What the task asks
Retype the lines from the one containing "second-color-label: second color" through the one containing "language-label: language [92,173,186,197]", inclusive, in the records below.
— Start of Listed entries —
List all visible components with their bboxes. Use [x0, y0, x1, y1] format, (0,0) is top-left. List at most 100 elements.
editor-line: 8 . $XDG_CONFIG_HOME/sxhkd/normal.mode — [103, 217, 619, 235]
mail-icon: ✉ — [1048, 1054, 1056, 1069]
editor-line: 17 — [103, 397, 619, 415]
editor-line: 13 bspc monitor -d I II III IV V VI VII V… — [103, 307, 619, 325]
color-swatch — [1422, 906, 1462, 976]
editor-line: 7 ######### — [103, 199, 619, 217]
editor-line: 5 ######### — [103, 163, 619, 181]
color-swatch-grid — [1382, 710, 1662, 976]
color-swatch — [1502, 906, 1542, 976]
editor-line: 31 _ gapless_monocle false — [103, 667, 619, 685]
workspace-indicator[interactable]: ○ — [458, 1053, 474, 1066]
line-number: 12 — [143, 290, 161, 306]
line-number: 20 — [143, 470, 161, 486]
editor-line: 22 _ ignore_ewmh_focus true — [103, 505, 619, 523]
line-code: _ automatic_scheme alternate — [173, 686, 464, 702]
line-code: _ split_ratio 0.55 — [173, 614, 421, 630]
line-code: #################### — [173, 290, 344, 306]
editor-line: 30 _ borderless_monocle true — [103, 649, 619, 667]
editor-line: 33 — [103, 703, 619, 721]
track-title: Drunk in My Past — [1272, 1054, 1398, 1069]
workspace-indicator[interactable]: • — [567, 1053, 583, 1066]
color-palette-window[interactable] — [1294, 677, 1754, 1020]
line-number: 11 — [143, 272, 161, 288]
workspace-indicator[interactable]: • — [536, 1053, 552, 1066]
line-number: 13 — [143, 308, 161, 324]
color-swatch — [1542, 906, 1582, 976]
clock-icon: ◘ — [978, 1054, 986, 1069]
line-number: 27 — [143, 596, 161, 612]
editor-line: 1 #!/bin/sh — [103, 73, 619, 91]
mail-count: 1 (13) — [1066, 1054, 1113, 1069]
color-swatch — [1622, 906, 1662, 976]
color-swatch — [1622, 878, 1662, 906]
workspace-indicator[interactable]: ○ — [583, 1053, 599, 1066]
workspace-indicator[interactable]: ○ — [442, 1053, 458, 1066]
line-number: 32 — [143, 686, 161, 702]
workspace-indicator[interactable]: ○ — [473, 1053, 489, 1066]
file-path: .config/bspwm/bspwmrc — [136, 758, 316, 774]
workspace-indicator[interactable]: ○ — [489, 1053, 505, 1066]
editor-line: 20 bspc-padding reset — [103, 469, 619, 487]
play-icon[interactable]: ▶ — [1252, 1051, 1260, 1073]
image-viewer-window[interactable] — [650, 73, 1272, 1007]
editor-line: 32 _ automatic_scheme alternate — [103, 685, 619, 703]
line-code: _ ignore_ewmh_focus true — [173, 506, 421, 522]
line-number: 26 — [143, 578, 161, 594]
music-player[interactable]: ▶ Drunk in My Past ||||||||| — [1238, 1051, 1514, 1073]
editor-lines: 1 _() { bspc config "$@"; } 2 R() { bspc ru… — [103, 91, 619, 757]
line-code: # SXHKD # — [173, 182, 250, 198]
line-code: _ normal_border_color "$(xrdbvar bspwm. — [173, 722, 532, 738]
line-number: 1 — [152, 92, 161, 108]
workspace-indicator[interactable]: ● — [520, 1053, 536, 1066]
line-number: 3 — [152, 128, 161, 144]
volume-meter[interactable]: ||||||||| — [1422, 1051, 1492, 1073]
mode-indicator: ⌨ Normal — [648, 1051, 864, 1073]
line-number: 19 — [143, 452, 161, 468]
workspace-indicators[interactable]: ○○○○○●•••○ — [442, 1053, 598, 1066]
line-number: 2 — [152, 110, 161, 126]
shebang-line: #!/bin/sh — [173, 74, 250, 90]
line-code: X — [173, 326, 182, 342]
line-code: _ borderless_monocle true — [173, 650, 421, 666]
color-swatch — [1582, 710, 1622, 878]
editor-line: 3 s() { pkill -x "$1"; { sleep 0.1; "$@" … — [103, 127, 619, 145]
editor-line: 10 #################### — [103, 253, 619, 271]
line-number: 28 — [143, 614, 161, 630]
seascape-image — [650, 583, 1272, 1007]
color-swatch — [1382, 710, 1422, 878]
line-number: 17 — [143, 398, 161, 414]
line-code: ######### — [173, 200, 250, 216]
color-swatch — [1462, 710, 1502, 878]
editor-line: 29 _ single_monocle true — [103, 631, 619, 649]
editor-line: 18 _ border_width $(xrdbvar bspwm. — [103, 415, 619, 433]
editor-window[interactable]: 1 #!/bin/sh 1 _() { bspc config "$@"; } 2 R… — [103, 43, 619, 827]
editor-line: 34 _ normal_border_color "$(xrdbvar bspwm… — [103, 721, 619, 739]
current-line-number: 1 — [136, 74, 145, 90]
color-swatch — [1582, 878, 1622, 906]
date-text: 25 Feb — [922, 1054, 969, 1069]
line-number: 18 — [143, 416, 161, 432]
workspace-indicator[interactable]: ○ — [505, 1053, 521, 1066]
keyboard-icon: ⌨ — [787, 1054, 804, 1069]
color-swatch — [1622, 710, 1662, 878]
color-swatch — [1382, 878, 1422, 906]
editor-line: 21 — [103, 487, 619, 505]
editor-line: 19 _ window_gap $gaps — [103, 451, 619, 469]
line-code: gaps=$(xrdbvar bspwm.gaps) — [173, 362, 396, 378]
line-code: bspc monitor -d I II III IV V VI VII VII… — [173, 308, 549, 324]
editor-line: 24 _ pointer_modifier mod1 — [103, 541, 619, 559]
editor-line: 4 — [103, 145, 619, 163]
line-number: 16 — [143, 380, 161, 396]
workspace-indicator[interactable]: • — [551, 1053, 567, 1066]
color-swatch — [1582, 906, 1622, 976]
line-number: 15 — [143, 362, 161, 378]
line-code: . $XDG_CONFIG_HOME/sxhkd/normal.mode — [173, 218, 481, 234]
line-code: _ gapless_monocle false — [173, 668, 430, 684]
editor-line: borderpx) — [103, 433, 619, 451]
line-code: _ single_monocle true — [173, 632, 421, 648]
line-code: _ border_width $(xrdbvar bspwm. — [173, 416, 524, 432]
— End of Listed entries —
— Start of Listed entries —
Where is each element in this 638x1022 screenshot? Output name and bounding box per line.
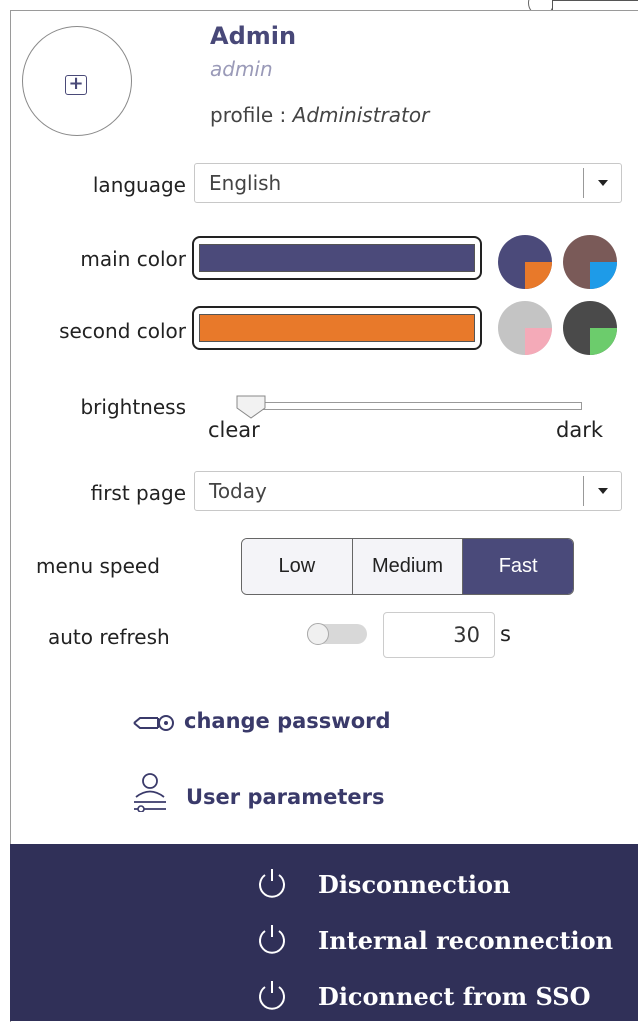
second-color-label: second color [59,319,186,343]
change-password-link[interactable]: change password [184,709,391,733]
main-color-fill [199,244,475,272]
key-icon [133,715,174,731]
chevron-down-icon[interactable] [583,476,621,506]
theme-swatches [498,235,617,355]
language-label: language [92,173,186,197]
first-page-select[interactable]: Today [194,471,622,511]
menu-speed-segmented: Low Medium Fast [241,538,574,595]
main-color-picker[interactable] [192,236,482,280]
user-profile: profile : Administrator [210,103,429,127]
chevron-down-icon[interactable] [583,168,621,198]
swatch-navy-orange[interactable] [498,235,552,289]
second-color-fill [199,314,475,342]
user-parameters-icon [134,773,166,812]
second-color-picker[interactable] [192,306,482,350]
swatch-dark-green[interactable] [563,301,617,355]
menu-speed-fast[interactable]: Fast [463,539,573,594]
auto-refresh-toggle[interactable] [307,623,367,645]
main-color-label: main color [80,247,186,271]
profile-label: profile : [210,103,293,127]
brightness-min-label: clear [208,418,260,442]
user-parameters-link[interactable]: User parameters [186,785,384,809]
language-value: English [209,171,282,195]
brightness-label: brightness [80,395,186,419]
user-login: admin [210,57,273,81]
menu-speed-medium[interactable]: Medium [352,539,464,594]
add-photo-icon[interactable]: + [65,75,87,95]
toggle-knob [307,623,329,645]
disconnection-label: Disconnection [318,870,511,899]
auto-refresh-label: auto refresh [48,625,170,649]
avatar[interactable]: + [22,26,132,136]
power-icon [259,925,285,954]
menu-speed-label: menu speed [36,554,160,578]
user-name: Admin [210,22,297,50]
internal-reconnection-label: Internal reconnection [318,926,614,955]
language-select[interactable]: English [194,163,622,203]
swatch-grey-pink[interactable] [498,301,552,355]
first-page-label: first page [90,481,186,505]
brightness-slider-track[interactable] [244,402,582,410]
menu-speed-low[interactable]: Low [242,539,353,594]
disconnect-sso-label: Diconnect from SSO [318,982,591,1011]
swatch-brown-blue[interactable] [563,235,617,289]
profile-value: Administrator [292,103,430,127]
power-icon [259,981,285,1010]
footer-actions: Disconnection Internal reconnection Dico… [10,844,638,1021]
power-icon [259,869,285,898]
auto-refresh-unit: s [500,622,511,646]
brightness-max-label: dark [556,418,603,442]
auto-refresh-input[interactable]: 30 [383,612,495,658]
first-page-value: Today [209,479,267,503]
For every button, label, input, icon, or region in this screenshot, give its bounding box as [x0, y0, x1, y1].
— End of Listed entries —
Response
second-color-label: second color [59,319,186,343]
change-password-link[interactable]: change password [184,709,391,733]
main-color-fill [199,244,475,272]
key-icon [133,715,174,731]
chevron-down-icon[interactable] [583,476,621,506]
theme-swatches [498,235,617,355]
language-label: language [92,173,186,197]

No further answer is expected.